▶ What is asked
Return the material word for word. Do not include pictures.

--- Start of Recorded information ---

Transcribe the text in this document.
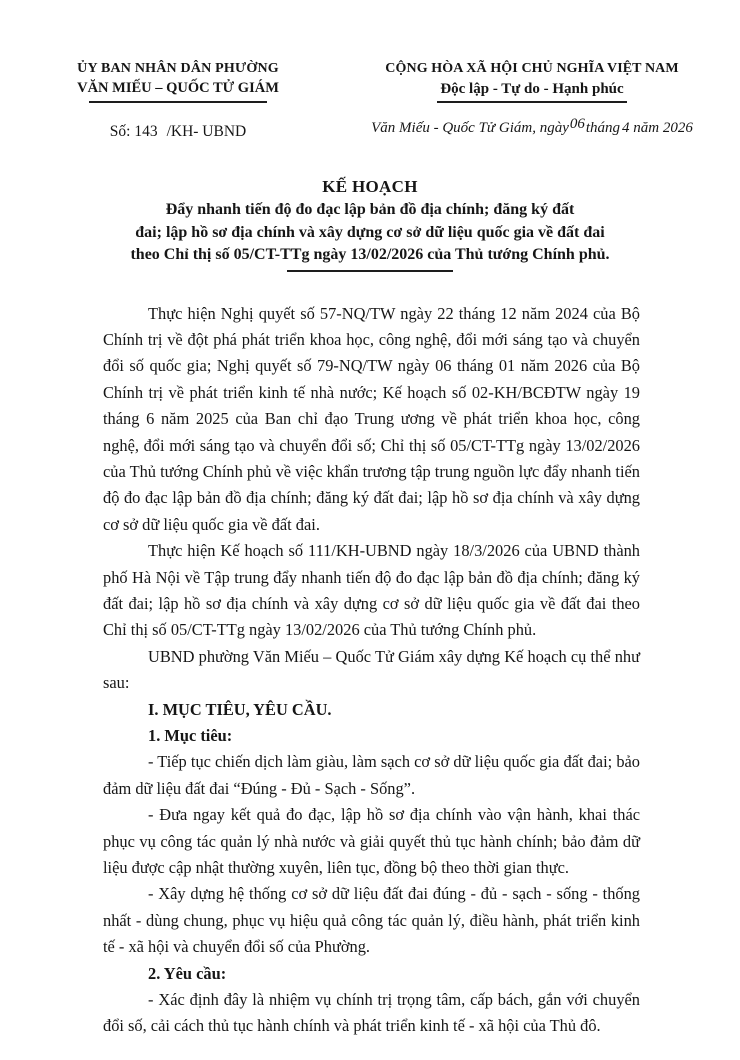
ỦY BAN NHÂN DÂN PHƯỜNG
VĂN MIẾU – QUỐC TỬ GIÁM
Số: 143 /KH- UBND
CỘNG HÒA XÃ HỘI CHỦ NGHĨA VIỆT NAM
Độc lập - Tự do - Hạnh phúc
Văn Miếu - Quốc Tử Giám, ngày06tháng 4 năm 2026
KẾ HOẠCH
Đẩy nhanh tiến độ đo đạc lập bản đồ địa chính; đăng ký đất
đai; lập hồ sơ địa chính và xây dựng cơ sở dữ liệu quốc gia về đất đai
theo Chỉ thị số 05/CT-TTg ngày 13/02/2026 của Thủ tướng Chính phủ.

Thực hiện Nghị quyết số 57-NQ/TW ngày 22 tháng 12 năm 2024 của Bộ Chính trị về đột phá phát triển khoa học, công nghệ, đổi mới sáng tạo và chuyển đổi số quốc gia; Nghị quyết số 79-NQ/TW ngày 06 tháng 01 năm 2026 của Bộ Chính trị về phát triển kinh tế nhà nước; Kế hoạch số 02-KH/BCĐTW ngày 19 tháng 6 năm 2025 của Ban chỉ đạo Trung ương về phát triển khoa học, công nghệ, đổi mới sáng tạo và chuyển đổi số; Chỉ thị số 05/CT-TTg ngày 13/02/2026 của Thủ tướng Chính phủ về việc khẩn trương tập trung nguồn lực đẩy nhanh tiến độ đo đạc lập bản đồ địa chính; đăng ký đất đai; lập hồ sơ địa chính và xây dựng cơ sở dữ liệu quốc gia về đất đai.

Thực hiện Kế hoạch số 111/KH-UBND ngày 18/3/2026 của UBND thành phố Hà Nội về Tập trung đẩy nhanh tiến độ đo đạc lập bản đồ địa chính; đăng ký đất đai; lập hồ sơ địa chính và xây dựng cơ sở dữ liệu quốc gia về đất đai theo Chỉ thị số 05/CT-TTg ngày 13/02/2026 của Thủ tướng Chính phủ.

UBND phường Văn Miếu – Quốc Tử Giám xây dựng Kế hoạch cụ thể như sau:

I. MỤC TIÊU, YÊU CẦU.

1. Mục tiêu:

- Tiếp tục chiến dịch làm giàu, làm sạch cơ sở dữ liệu quốc gia đất đai; bảo đảm dữ liệu đất đai “Đúng - Đủ - Sạch - Sống”.

- Đưa ngay kết quả đo đạc, lập hồ sơ địa chính vào vận hành, khai thác phục vụ công tác quản lý nhà nước và giải quyết thủ tục hành chính; bảo đảm dữ liệu được cập nhật thường xuyên, liên tục, đồng bộ theo thời gian thực.

- Xây dựng hệ thống cơ sở dữ liệu đất đai đúng - đủ - sạch - sống - thống nhất - dùng chung, phục vụ hiệu quả công tác quản lý, điều hành, phát triển kinh tế - xã hội và chuyển đổi số của Phường.

2. Yêu cầu:

- Xác định đây là nhiệm vụ chính trị trọng tâm, cấp bách, gắn với chuyển đổi số, cải cách thủ tục hành chính và phát triển kinh tế - xã hội của Thủ đô.
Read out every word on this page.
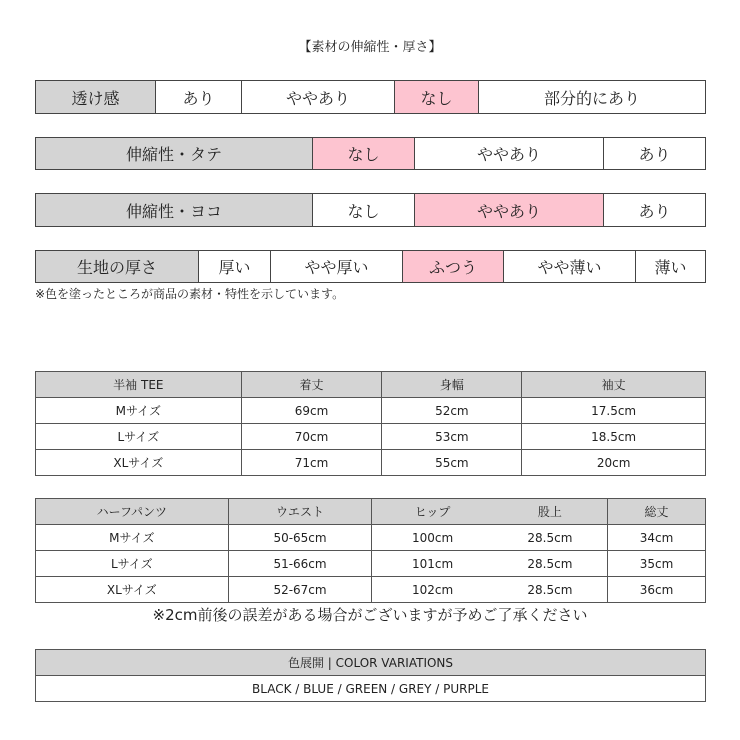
【素材の伸縮性・厚さ】
透け感	あり	ややあり	なし	部分的にあり
伸縮性・タテ	なし	ややあり	あり
伸縮性・ヨコ	なし	ややあり	あり
生地の厚さ	厚い	やや厚い	ふつう	やや薄い	薄い
※色を塗ったところが商品の素材・特性を示しています。
半袖 TEE	着丈	身幅	袖丈
Mサイズ	69cm	52cm	17.5cm
Lサイズ	70cm	53cm	18.5cm
XLサイズ	71cm	55cm	20cm
ハーフパンツ	ウエスト	ヒップ	股上	総丈
Mサイズ	50-65cm	100cm	28.5cm	34cm
Lサイズ	51-66cm	101cm	28.5cm	35cm
XLサイズ	52-67cm	102cm	28.5cm	36cm
※2cm前後の誤差がある場合がございますが予めご了承ください
色展開 | COLOR VARIATIONS
BLACK / BLUE / GREEN / GREY / PURPLE
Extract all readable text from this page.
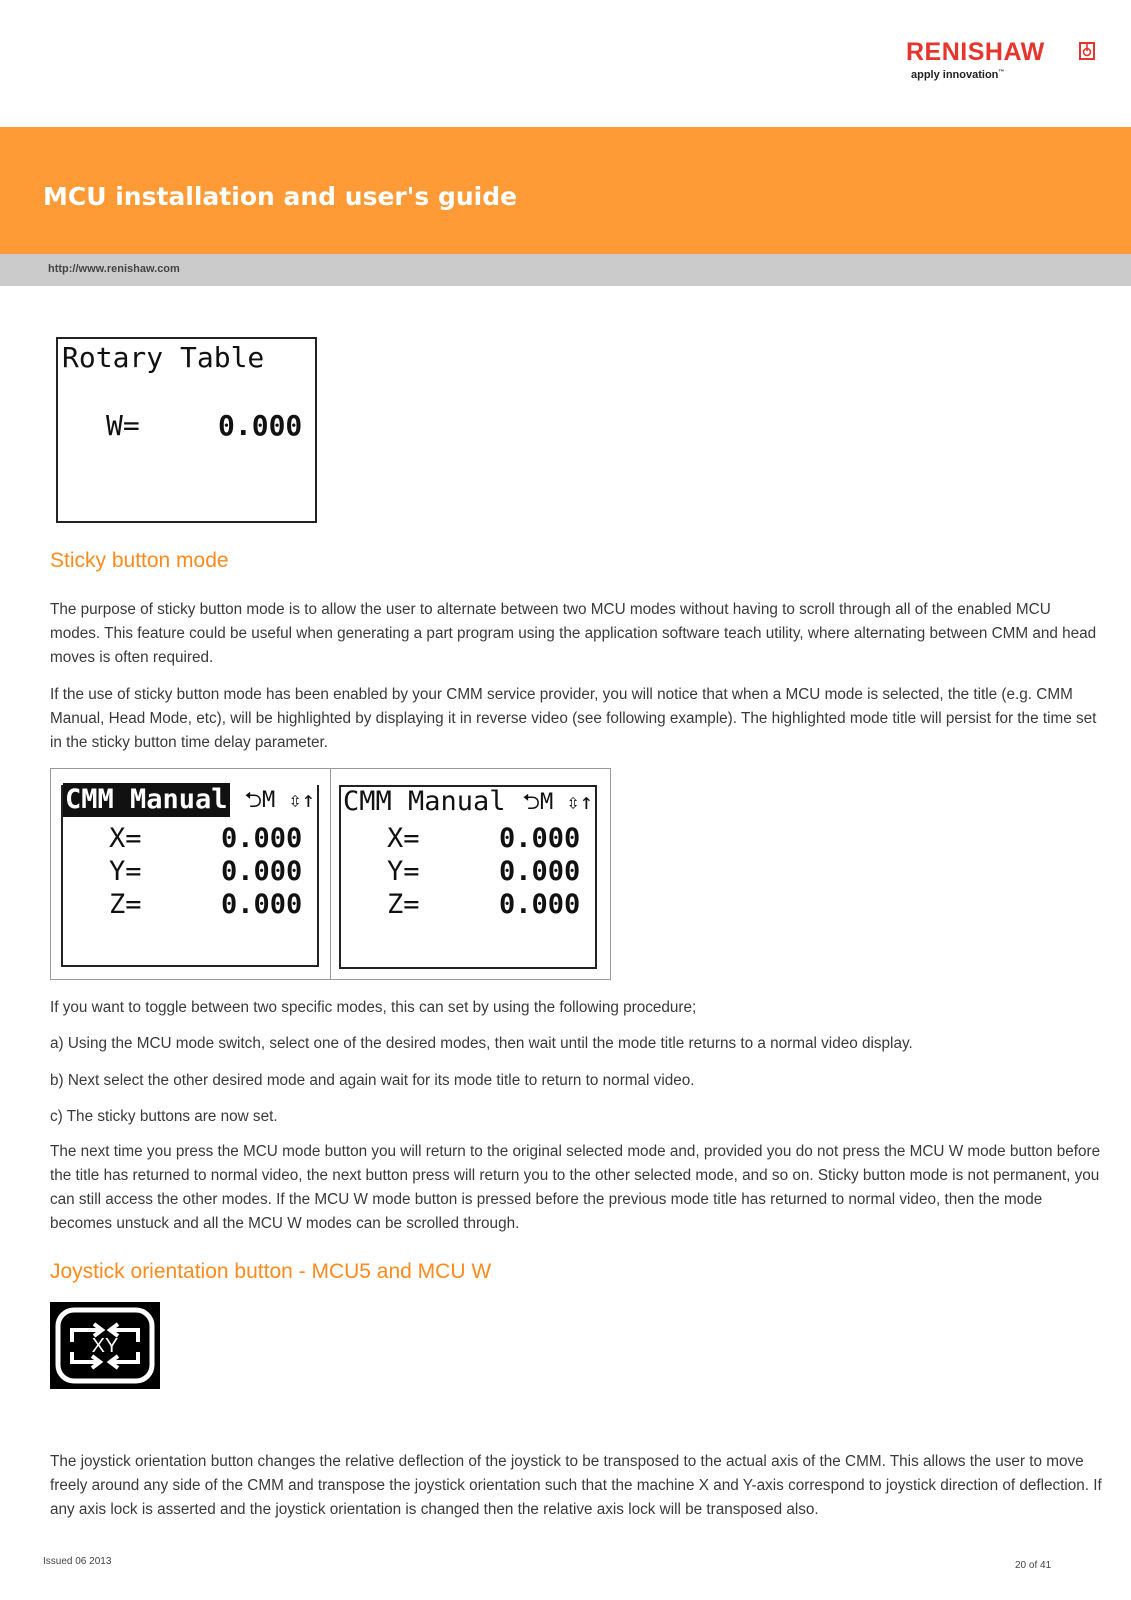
RENISHAW
apply innovation™
MCU installation and user's guide
http://www.renishaw.com
Rotary Table
W=	0.000
Sticky button mode
The purpose of sticky button mode is to allow the user to alternate between two MCU modes without having to scroll through all of the enabled MCU modes. This feature could be useful when generating a part program using the application software teach utility, where alternating between CMM and head moves is often required.
If the use of sticky button mode has been enabled by your CMM service provider, you will notice that when a MCU mode is selected, the title (e.g. CMM Manual, Head Mode, etc), will be highlighted by displaying it in reverse video (see following example). The highlighted mode title will persist for the time set in the sticky button time delay parameter.
CMM Manual ⮌M ⇳↑
X=	0.000
Y=	0.000
Z=	0.000
CMM Manual ⮌M ⇳↑
X=	0.000
Y=	0.000
Z=	0.000
If you want to toggle between two specific modes, this can set by using the following procedure;
a) Using the MCU mode switch, select one of the desired modes, then wait until the mode title returns to a normal video display.
b) Next select the other desired mode and again wait for its mode title to return to normal video.
c) The sticky buttons are now set.
The next time you press the MCU mode button you will return to the original selected mode and, provided you do not press the MCU W mode button before the title has returned to normal video, the next button press will return you to the other selected mode, and so on. Sticky button mode is not permanent, you can still access the other modes. If the MCU W mode button is pressed before the previous mode title has returned to normal video, then the mode becomes unstuck and all the MCU W modes can be scrolled through.
Joystick orientation button - MCU5 and MCU W
XY
The joystick orientation button changes the relative deflection of the joystick to be transposed to the actual axis of the CMM. This allows the user to move freely around any side of the CMM and transpose the joystick orientation such that the machine X and Y-axis correspond to joystick direction of deflection. If any axis lock is asserted and the joystick orientation is changed then the relative axis lock will be transposed also.
Issued 06 2013	20 of 41
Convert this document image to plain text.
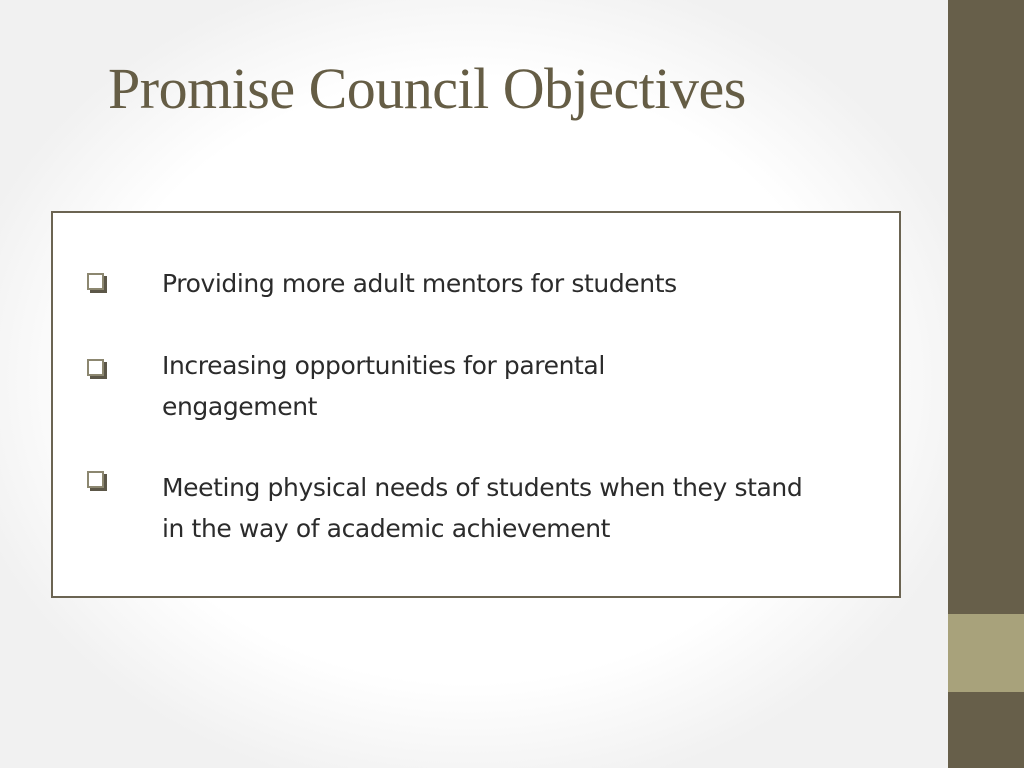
Promise Council Objectives
Providing more adult mentors for students
Increasing opportunities for parental engagement
Meeting physical needs of students when they stand in the way of academic achievement
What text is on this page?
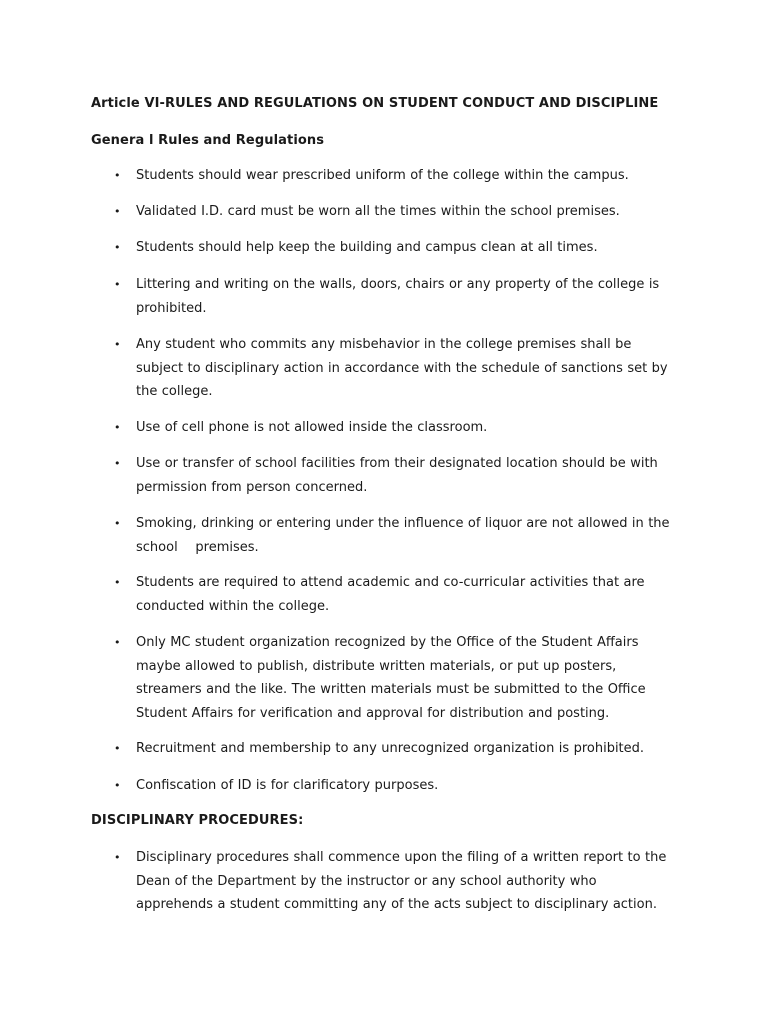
Article VI-RULES AND REGULATIONS ON STUDENT CONDUCT AND DISCIPLINE
Genera l Rules and Regulations
• Students should wear prescribed uniform of the college within the campus.
• Validated I.D. card must be worn all the times within the school premises.
• Students should help keep the building and campus clean at all times.
• Littering and writing on the walls, doors, chairs or any property of the college is prohibited.
• Any student who commits any misbehavior in the college premises shall be subject to disciplinary action in accordance with the schedule of sanctions set by the college.
• Use of cell phone is not allowed inside the classroom.
• Use or transfer of school facilities from their designated location should be with permission from person concerned.
• Smoking, drinking or entering under the influence of liquor are not allowed in the school    premises.
• Students are required to attend academic and co-curricular activities that are conducted within the college.
• Only MC student organization recognized by the Office of the Student Affairs maybe allowed to publish, distribute written materials, or put up posters, streamers and the like. The written materials must be submitted to the Office Student Affairs for verification and approval for distribution and posting.
• Recruitment and membership to any unrecognized organization is prohibited.
• Confiscation of ID is for clarificatory purposes.
DISCIPLINARY PROCEDURES:
• Disciplinary procedures shall commence upon the filing of a written report to the Dean of the Department by the instructor or any school authority who apprehends a student committing any of the acts subject to disciplinary action.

--- End of Recorded information ---

▶ Task solution
Transcribe the text in this document.
ỦY BAN NHÂN DÂN PHƯỜNG
VĂN MIẾU – QUỐC TỬ GIÁM
Số: 143 /KH- UBND
CỘNG HÒA XÃ HỘI CHỦ NGHĨA VIỆT NAM
Độc lập - Tự do - Hạnh phúc
Văn Miếu - Quốc Tử Giám, ngày06tháng 4 năm 2026
KẾ HOẠCH
Đẩy nhanh tiến độ đo đạc lập bản đồ địa chính; đăng ký đất
đai; lập hồ sơ địa chính và xây dựng cơ sở dữ liệu quốc gia về đất đai
theo Chỉ thị số 05/CT-TTg ngày 13/02/2026 của Thủ tướng Chính phủ.

Thực hiện Nghị quyết số 57-NQ/TW ngày 22 tháng 12 năm 2024 của Bộ Chính trị về đột phá phát triển khoa học, công nghệ, đổi mới sáng tạo và chuyển đổi số quốc gia; Nghị quyết số 79-NQ/TW ngày 06 tháng 01 năm 2026 của Bộ Chính trị về phát triển kinh tế nhà nước; Kế hoạch số 02-KH/BCĐTW ngày 19 tháng 6 năm 2025 của Ban chỉ đạo Trung ương về phát triển khoa học, công nghệ, đổi mới sáng tạo và chuyển đổi số; Chỉ thị số 05/CT-TTg ngày 13/02/2026 của Thủ tướng Chính phủ về việc khẩn trương tập trung nguồn lực đẩy nhanh tiến độ đo đạc lập bản đồ địa chính; đăng ký đất đai; lập hồ sơ địa chính và xây dựng cơ sở dữ liệu quốc gia về đất đai.

Thực hiện Kế hoạch số 111/KH-UBND ngày 18/3/2026 của UBND thành phố Hà Nội về Tập trung đẩy nhanh tiến độ đo đạc lập bản đồ địa chính; đăng ký đất đai; lập hồ sơ địa chính và xây dựng cơ sở dữ liệu quốc gia về đất đai theo Chỉ thị số 05/CT-TTg ngày 13/02/2026 của Thủ tướng Chính phủ.

UBND phường Văn Miếu – Quốc Tử Giám xây dựng Kế hoạch cụ thể như sau:

I. MỤC TIÊU, YÊU CẦU.

1. Mục tiêu:

- Tiếp tục chiến dịch làm giàu, làm sạch cơ sở dữ liệu quốc gia đất đai; bảo đảm dữ liệu đất đai “Đúng - Đủ - Sạch - Sống”.

- Đưa ngay kết quả đo đạc, lập hồ sơ địa chính vào vận hành, khai thác phục vụ công tác quản lý nhà nước và giải quyết thủ tục hành chính; bảo đảm dữ liệu được cập nhật thường xuyên, liên tục, đồng bộ theo thời gian thực.

- Xây dựng hệ thống cơ sở dữ liệu đất đai đúng - đủ - sạch - sống - thống nhất - dùng chung, phục vụ hiệu quả công tác quản lý, điều hành, phát triển kinh tế - xã hội và chuyển đổi số của Phường.

2. Yêu cầu:

- Xác định đây là nhiệm vụ chính trị trọng tâm, cấp bách, gắn với chuyển đổi số, cải cách thủ tục hành chính và phát triển kinh tế - xã hội của Thủ đô.
Read out every word on this page.
【素材の伸縮性・厚さ】
透け感	あり	ややあり	なし	部分的にあり
伸縮性・タテ	なし	ややあり	あり
伸縮性・ヨコ	なし	ややあり	あり
生地の厚さ	厚い	やや厚い	ふつう	やや薄い	薄い
※色を塗ったところが商品の素材・特性を示しています。
半袖 TEE	着丈	身幅	袖丈
Mサイズ	69cm	52cm	17.5cm
Lサイズ	70cm	53cm	18.5cm
XLサイズ	71cm	55cm	20cm
ハーフパンツ	ウエスト	ヒップ	股上	総丈
Mサイズ	50-65cm	100cm	28.5cm	34cm
Lサイズ	51-66cm	101cm	28.5cm	35cm
XLサイズ	52-67cm	102cm	28.5cm	36cm
※2cm前後の誤差がある場合がございますが予めご了承ください
色展開 | COLOR VARIATIONS
BLACK / BLUE / GREEN / GREY / PURPLE
Extract all readable text from this page.
RENISHAW
apply innovation™
MCU installation and user's guide
http://www.renishaw.com
Rotary Table
W=	0.000
Sticky button mode
The purpose of sticky button mode is to allow the user to alternate between two MCU modes without having to scroll through all of the enabled MCU modes. This feature could be useful when generating a part program using the application software teach utility, where alternating between CMM and head moves is often required.
If the use of sticky button mode has been enabled by your CMM service provider, you will notice that when a MCU mode is selected, the title (e.g. CMM Manual, Head Mode, etc), will be highlighted by displaying it in reverse video (see following example). The highlighted mode title will persist for the time set in the sticky button time delay parameter.
CMM Manual ⮌M ⇳↑
X=	0.000
Y=	0.000
Z=	0.000
CMM Manual ⮌M ⇳↑
X=	0.000
Y=	0.000
Z=	0.000
If you want to toggle between two specific modes, this can set by using the following procedure;
a) Using the MCU mode switch, select one of the desired modes, then wait until the mode title returns to a normal video display.
b) Next select the other desired mode and again wait for its mode title to return to normal video.
c) The sticky buttons are now set.
The next time you press the MCU mode button you will return to the original selected mode and, provided you do not press the MCU W mode button before the title has returned to normal video, the next button press will return you to the other selected mode, and so on. Sticky button mode is not permanent, you can still access the other modes. If the MCU W mode button is pressed before the previous mode title has returned to normal video, then the mode becomes unstuck and all the MCU W modes can be scrolled through.
Joystick orientation button - MCU5 and MCU W
XY
The joystick orientation button changes the relative deflection of the joystick to be transposed to the actual axis of the CMM. This allows the user to move freely around any side of the CMM and transpose the joystick orientation such that the machine X and Y-axis correspond to joystick direction of deflection. If any axis lock is asserted and the joystick orientation is changed then the relative axis lock will be transposed also.
Issued 06 2013	20 of 41
Convert this document image to plain text.
Promise Council Objectives
Providing more adult mentors for students
Increasing opportunities for parental engagement
Meeting physical needs of students when they stand in the way of academic achievement
What text is on this page?
Article VI-RULES AND REGULATIONS ON STUDENT CONDUCT AND DISCIPLINE
Genera l Rules and Regulations
• Students should wear prescribed uniform of the college within the campus.
• Validated I.D. card must be worn all the times within the school premises.
• Students should help keep the building and campus clean at all times.
• Littering and writing on the walls, doors, chairs or any property of the college is prohibited.
• Any student who commits any misbehavior in the college premises shall be subject to disciplinary action in accordance with the schedule of sanctions set by the college.
• Use of cell phone is not allowed inside the classroom.
• Use or transfer of school facilities from their designated location should be with permission from person concerned.
• Smoking, drinking or entering under the influence of liquor are not allowed in the school    premises.
• Students are required to attend academic and co-curricular activities that are conducted within the college.
• Only MC student organization recognized by the Office of the Student Affairs maybe allowed to publish, distribute written materials, or put up posters, streamers and the like. The written materials must be submitted to the Office Student Affairs for verification and approval for distribution and posting.
• Recruitment and membership to any unrecognized organization is prohibited.
• Confiscation of ID is for clarificatory purposes.
DISCIPLINARY PROCEDURES:
• Disciplinary procedures shall commence upon the filing of a written report to the Dean of the Department by the instructor or any school authority who apprehends a student committing any of the acts subject to disciplinary action.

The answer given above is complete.